"""
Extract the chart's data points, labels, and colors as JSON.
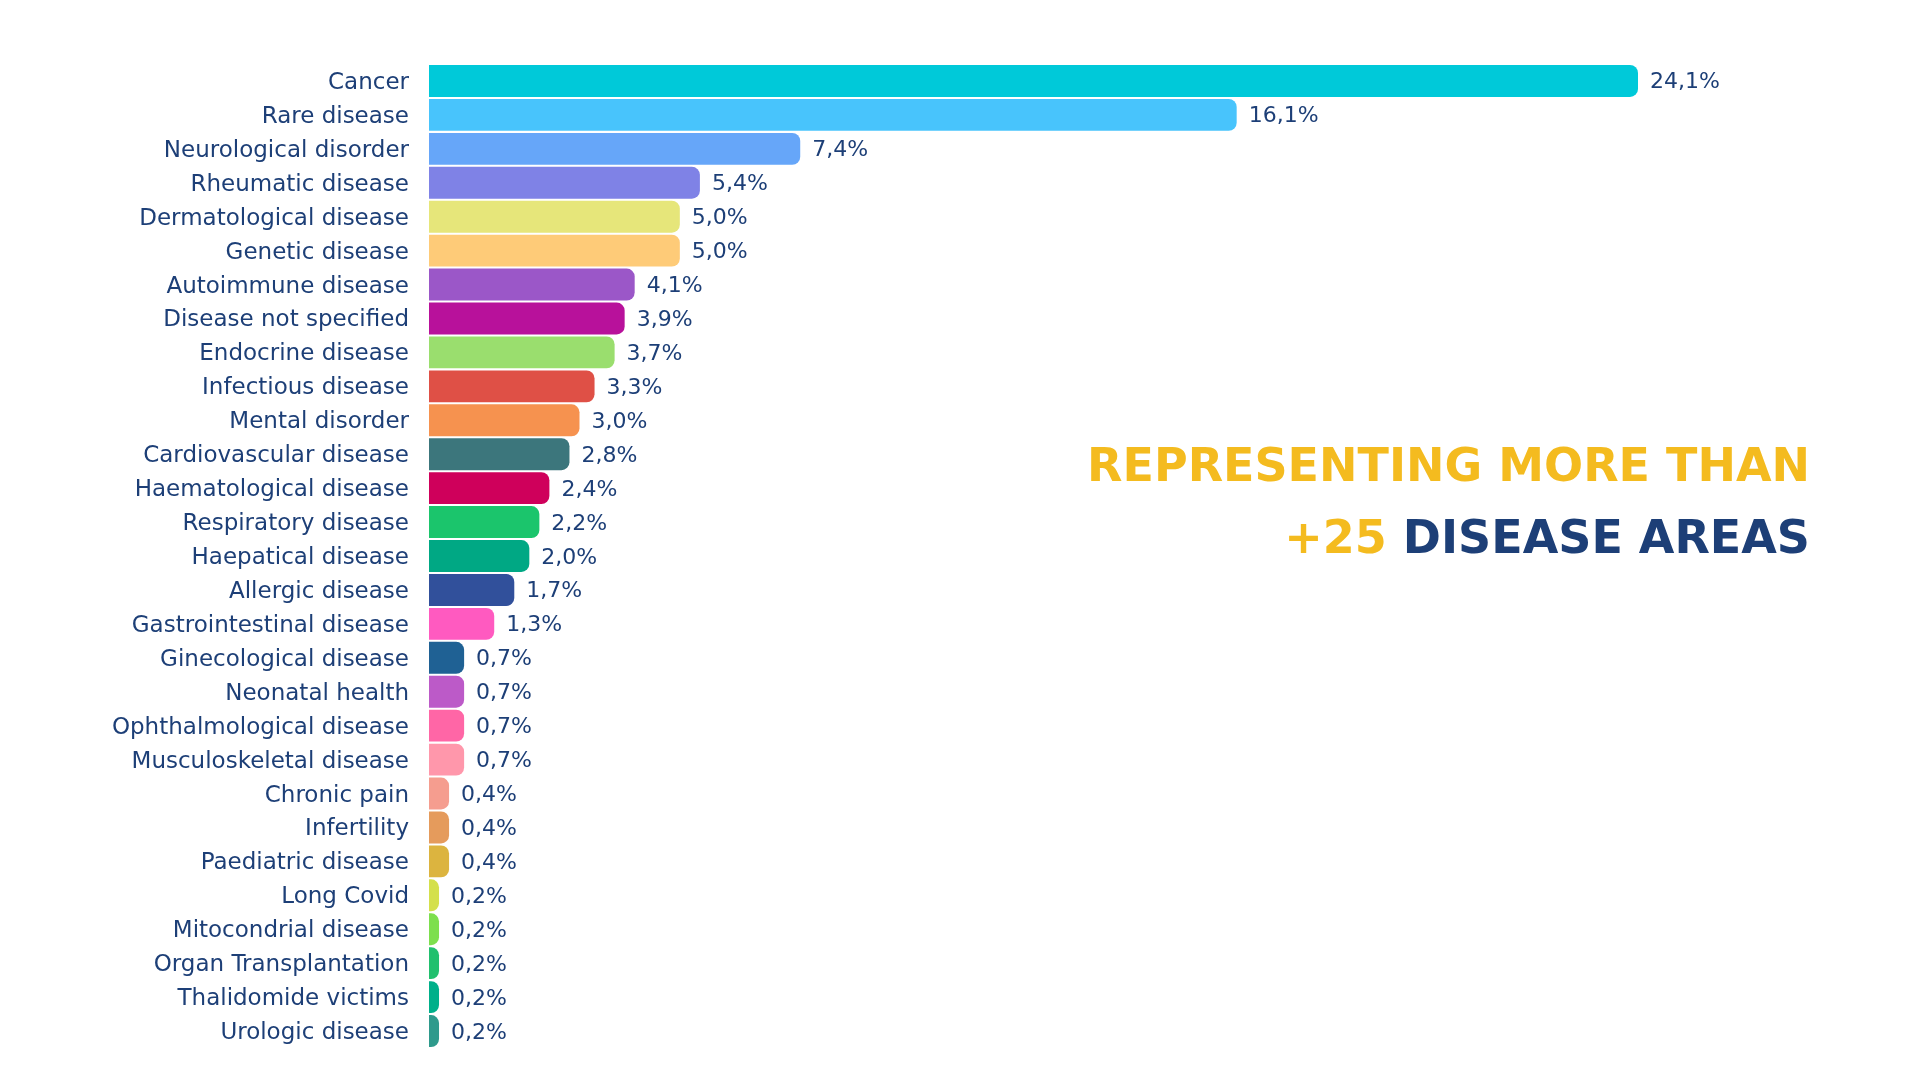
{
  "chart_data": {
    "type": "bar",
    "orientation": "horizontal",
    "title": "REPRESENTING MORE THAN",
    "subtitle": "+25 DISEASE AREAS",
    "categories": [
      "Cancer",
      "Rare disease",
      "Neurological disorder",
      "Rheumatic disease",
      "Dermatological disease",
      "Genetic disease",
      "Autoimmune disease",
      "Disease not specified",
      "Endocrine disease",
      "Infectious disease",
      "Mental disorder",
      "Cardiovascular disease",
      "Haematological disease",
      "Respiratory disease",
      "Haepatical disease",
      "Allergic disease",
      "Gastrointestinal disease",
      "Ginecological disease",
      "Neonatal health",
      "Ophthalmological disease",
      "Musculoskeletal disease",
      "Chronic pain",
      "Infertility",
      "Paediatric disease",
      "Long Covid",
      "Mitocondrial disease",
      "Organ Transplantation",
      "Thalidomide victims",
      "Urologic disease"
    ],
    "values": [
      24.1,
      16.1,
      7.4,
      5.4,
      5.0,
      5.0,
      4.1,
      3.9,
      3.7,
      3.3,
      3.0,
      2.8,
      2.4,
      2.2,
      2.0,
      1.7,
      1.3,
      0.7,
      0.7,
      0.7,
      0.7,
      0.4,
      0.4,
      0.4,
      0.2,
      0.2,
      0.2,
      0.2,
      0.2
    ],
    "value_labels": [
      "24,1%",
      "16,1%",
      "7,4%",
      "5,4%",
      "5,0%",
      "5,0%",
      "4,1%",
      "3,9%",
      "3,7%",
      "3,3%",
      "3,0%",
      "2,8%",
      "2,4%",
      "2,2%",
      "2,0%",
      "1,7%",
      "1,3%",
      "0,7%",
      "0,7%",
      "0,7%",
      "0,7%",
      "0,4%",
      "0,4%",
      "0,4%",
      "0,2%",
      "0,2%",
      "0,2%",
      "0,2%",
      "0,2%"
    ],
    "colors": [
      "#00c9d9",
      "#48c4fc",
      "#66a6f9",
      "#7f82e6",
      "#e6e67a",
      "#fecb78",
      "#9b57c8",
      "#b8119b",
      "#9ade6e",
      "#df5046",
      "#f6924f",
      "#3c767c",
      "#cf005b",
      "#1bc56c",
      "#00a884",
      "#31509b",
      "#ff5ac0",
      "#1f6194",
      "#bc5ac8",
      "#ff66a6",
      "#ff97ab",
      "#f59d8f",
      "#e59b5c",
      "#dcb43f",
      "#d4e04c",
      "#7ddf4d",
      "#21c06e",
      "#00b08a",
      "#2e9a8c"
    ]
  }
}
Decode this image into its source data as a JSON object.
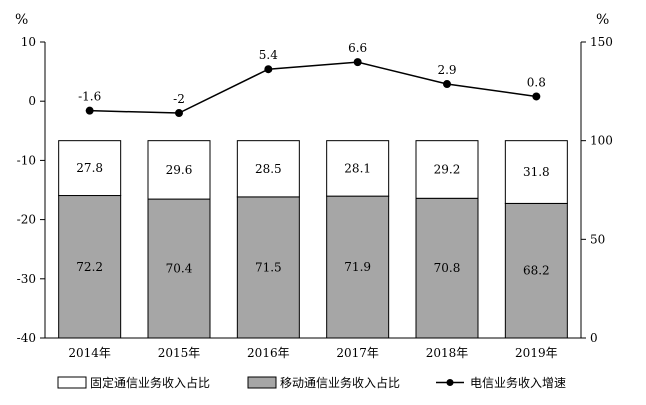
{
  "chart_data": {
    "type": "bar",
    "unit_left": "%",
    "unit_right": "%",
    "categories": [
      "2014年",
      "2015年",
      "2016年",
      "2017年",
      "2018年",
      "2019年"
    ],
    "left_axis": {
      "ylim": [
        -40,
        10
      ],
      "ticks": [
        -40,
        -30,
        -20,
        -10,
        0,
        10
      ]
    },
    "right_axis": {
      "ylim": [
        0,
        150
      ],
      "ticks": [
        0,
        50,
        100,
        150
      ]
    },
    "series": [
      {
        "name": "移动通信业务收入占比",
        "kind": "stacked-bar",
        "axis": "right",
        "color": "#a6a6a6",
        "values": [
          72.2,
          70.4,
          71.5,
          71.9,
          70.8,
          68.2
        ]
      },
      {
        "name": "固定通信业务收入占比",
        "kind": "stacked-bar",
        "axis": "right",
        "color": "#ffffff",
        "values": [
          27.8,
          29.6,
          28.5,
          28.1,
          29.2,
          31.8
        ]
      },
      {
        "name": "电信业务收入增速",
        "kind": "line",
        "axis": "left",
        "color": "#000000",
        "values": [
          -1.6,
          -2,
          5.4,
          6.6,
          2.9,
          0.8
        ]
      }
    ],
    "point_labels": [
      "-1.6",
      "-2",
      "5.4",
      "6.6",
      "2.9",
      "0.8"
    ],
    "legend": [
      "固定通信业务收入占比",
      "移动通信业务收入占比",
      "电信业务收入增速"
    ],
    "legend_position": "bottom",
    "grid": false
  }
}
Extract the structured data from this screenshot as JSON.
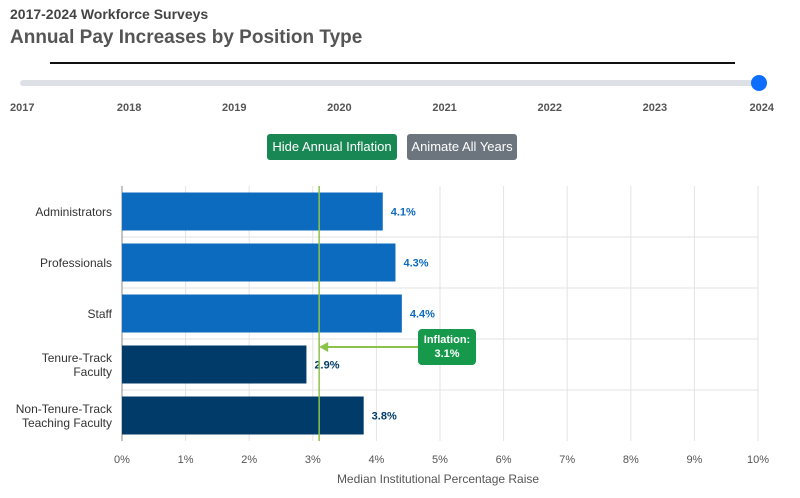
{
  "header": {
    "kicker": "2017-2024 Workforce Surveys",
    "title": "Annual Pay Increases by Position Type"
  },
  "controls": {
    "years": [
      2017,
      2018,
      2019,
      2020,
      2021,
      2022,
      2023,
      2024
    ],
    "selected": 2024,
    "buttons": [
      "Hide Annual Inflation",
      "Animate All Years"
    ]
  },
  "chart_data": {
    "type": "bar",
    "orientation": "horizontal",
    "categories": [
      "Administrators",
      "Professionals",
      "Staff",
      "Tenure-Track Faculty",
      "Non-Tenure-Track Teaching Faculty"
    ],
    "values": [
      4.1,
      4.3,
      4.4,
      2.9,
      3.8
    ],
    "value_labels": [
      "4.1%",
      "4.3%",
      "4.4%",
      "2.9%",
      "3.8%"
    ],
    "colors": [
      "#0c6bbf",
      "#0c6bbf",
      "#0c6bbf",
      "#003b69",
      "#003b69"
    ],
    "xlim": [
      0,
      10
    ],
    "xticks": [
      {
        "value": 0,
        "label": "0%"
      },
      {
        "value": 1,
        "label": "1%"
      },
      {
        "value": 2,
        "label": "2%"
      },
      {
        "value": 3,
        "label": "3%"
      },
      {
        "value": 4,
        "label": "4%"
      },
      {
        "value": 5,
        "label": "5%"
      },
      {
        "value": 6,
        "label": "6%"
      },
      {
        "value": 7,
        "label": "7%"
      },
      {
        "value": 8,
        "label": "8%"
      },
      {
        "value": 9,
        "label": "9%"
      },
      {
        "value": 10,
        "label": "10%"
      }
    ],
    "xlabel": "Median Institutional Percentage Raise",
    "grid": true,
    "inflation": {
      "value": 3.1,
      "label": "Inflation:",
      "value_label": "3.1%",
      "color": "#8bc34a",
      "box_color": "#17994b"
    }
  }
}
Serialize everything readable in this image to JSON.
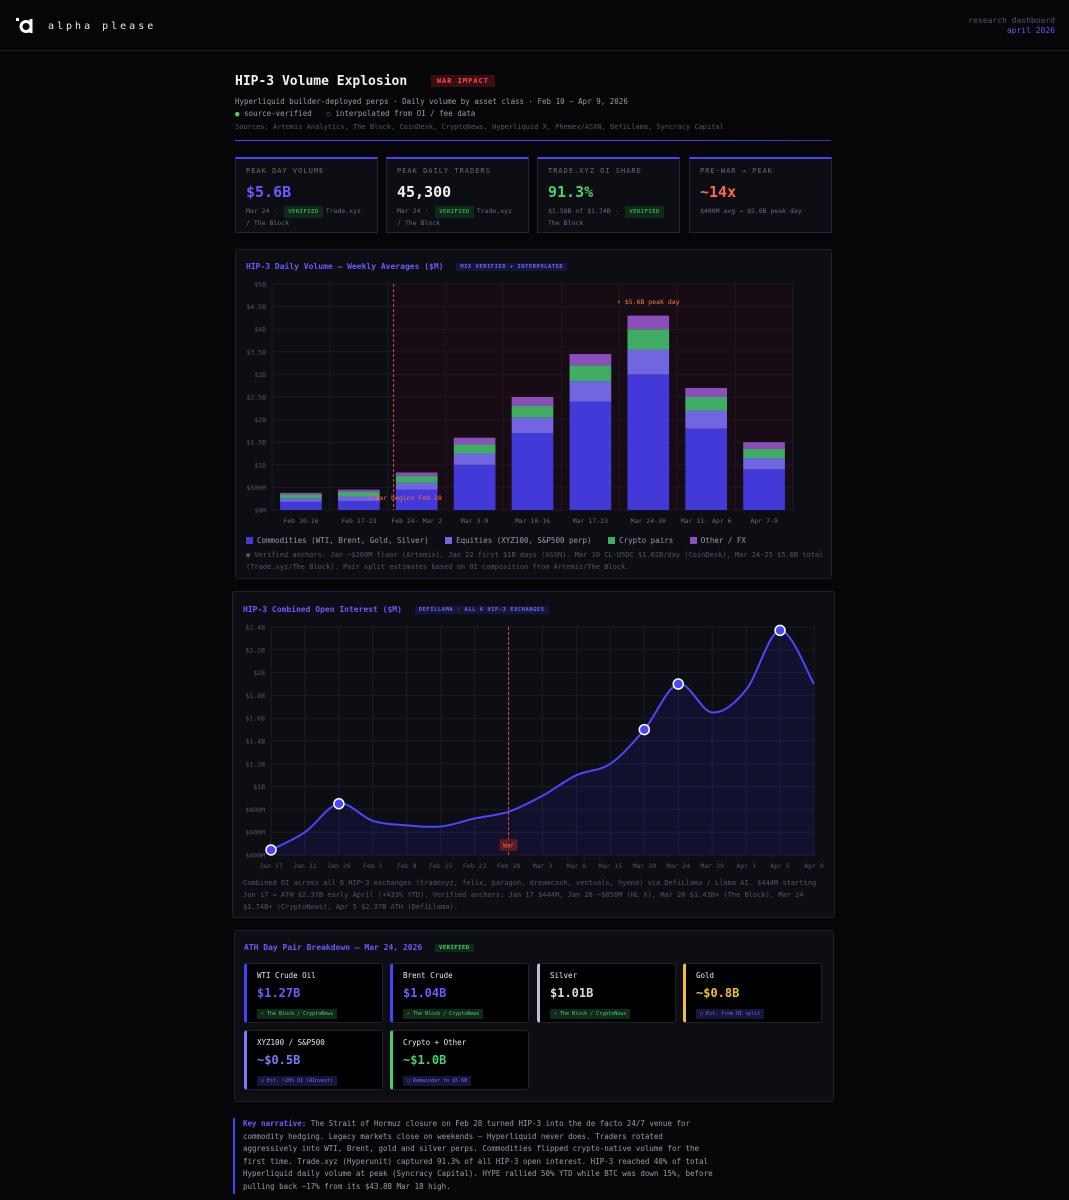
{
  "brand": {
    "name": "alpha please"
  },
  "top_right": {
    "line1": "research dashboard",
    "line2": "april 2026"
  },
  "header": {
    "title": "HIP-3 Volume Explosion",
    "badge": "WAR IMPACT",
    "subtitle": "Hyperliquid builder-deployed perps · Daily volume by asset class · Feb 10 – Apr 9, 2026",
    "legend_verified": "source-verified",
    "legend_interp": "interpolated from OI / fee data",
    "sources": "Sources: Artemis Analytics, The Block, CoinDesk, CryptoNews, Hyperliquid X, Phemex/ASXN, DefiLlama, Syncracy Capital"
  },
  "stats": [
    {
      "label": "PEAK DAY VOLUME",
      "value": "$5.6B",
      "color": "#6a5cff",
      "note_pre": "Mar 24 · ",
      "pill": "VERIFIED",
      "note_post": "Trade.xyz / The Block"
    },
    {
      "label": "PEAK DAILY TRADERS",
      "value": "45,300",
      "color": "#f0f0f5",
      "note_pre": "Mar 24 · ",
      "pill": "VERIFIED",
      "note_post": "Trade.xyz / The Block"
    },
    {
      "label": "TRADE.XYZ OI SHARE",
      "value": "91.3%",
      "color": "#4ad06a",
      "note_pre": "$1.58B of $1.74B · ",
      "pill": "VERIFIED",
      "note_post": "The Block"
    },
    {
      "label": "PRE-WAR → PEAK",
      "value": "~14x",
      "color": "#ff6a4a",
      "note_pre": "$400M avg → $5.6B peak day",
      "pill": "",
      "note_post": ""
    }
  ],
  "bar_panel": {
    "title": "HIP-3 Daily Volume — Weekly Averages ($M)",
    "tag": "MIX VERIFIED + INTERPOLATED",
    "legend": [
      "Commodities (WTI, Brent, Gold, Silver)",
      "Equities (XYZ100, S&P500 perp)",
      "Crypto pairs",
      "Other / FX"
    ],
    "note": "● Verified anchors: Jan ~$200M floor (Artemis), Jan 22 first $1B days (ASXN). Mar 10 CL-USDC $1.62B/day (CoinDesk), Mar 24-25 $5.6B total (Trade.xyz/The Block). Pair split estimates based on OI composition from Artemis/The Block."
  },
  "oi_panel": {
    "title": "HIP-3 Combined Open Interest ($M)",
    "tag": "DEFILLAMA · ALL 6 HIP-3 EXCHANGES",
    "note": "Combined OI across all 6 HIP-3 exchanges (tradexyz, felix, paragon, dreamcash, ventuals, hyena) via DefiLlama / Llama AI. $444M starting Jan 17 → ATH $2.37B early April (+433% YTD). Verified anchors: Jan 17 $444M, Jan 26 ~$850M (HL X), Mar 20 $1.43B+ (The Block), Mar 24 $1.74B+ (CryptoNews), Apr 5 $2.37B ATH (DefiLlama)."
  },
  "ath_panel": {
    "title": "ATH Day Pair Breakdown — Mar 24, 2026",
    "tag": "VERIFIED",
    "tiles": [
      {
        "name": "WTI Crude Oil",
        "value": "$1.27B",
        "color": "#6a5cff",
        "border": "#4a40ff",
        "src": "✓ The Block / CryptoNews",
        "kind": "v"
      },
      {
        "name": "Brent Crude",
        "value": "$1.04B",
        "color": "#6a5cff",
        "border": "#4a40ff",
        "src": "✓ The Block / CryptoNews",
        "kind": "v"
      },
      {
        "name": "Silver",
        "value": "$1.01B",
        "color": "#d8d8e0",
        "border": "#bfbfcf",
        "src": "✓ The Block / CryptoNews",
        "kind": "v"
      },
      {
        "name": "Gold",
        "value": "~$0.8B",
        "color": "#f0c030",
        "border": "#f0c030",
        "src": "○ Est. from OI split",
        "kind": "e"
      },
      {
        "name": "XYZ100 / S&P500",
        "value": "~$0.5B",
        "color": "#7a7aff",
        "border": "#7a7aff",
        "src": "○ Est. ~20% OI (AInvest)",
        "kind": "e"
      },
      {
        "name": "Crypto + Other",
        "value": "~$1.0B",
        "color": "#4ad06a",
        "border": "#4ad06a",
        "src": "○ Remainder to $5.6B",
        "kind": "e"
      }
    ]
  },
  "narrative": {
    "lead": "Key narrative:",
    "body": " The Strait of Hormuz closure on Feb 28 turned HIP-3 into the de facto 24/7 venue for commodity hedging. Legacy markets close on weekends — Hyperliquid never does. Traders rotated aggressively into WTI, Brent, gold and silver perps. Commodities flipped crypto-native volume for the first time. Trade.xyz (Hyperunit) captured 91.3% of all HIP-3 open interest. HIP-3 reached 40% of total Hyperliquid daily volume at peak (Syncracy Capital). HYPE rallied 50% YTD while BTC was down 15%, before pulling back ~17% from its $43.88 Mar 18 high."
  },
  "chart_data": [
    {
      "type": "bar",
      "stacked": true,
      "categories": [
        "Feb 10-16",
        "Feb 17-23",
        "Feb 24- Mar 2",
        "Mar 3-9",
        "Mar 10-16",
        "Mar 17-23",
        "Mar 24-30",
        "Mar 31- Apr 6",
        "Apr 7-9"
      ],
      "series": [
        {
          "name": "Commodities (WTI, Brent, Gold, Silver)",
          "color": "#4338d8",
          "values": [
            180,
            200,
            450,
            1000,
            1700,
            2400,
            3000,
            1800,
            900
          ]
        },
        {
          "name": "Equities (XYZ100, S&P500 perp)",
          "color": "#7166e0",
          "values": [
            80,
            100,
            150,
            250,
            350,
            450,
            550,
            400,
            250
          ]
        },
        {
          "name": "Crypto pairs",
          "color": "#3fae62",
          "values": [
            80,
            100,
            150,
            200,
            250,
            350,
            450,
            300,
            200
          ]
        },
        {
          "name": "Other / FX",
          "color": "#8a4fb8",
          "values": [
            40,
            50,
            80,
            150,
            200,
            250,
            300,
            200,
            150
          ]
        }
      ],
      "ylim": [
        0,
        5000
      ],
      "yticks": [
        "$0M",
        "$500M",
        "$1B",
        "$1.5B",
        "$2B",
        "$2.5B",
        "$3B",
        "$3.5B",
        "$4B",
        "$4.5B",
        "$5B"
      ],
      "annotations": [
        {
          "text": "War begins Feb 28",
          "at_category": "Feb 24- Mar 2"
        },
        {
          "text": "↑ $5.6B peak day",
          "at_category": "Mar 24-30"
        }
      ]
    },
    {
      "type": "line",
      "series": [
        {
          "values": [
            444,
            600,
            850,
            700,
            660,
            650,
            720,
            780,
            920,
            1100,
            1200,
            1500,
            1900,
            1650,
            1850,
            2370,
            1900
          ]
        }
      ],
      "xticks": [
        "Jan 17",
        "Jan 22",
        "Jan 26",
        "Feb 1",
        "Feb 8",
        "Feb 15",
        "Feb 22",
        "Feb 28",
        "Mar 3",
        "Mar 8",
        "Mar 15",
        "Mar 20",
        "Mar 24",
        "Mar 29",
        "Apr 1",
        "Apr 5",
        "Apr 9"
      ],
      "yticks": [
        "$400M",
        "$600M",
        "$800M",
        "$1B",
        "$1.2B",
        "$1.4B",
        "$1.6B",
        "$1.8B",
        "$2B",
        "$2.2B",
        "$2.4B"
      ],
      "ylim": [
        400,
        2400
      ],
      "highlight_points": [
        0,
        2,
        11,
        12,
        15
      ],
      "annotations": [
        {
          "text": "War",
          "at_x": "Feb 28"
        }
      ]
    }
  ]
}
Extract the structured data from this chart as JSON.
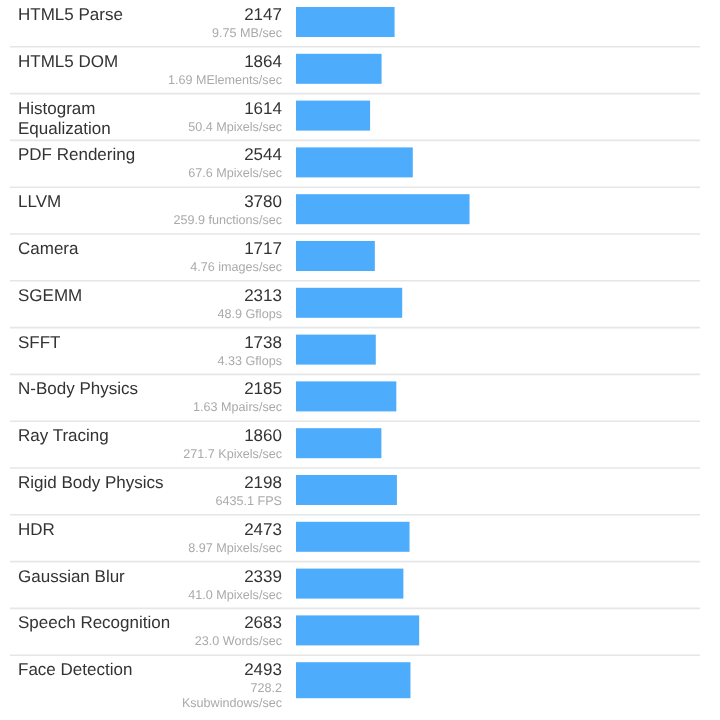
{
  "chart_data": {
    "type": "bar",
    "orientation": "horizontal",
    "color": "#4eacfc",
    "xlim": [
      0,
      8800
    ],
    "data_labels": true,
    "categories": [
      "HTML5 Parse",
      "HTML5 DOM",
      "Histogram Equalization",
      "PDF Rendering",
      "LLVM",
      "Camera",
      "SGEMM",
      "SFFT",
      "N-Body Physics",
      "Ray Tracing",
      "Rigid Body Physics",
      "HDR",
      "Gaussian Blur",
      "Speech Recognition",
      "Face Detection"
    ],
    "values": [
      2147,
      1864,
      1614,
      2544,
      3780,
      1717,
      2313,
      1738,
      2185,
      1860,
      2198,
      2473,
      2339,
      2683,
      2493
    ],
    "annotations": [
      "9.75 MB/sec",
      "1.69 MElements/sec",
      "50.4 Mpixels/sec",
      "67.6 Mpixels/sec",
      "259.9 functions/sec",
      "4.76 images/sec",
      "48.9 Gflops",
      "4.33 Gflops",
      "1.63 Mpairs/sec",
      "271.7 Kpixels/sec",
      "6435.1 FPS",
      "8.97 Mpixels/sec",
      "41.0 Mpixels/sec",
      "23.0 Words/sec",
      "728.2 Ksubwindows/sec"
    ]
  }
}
"""
Pull out every line of the records that includes the string "Hyperliquid".

    "subtitle": "Hyperliquid builder-deployed perps · Daily volume by asset class · Feb 10 – Apr 9, 2026",
    "sources": "Sources: Artemis Analytics, The Block, CoinDesk, CryptoNews, Hyperliquid X, Phemex/ASXN, DefiLlama, Syncracy Capital"
    "body": " The Strait of Hormuz closure on Feb 28 turned HIP-3 into the de facto 24/7 venue for commodity hedging. Legacy markets close on weekends — Hyperliquid never does. Traders rotated aggressively into WTI, Brent, gold and silver perps. Commodities flipped crypto-native volume for the first time. Trade.xyz (Hyperunit) captured 91.3% of all HIP-3 open interest. HIP-3 reached 40% of total Hyperliquid daily volume at peak (Syncracy Capital). HYPE rallied 50% YTD while BTC was down 15%, before pulling back ~17% from its $43.88 Mar 18 high."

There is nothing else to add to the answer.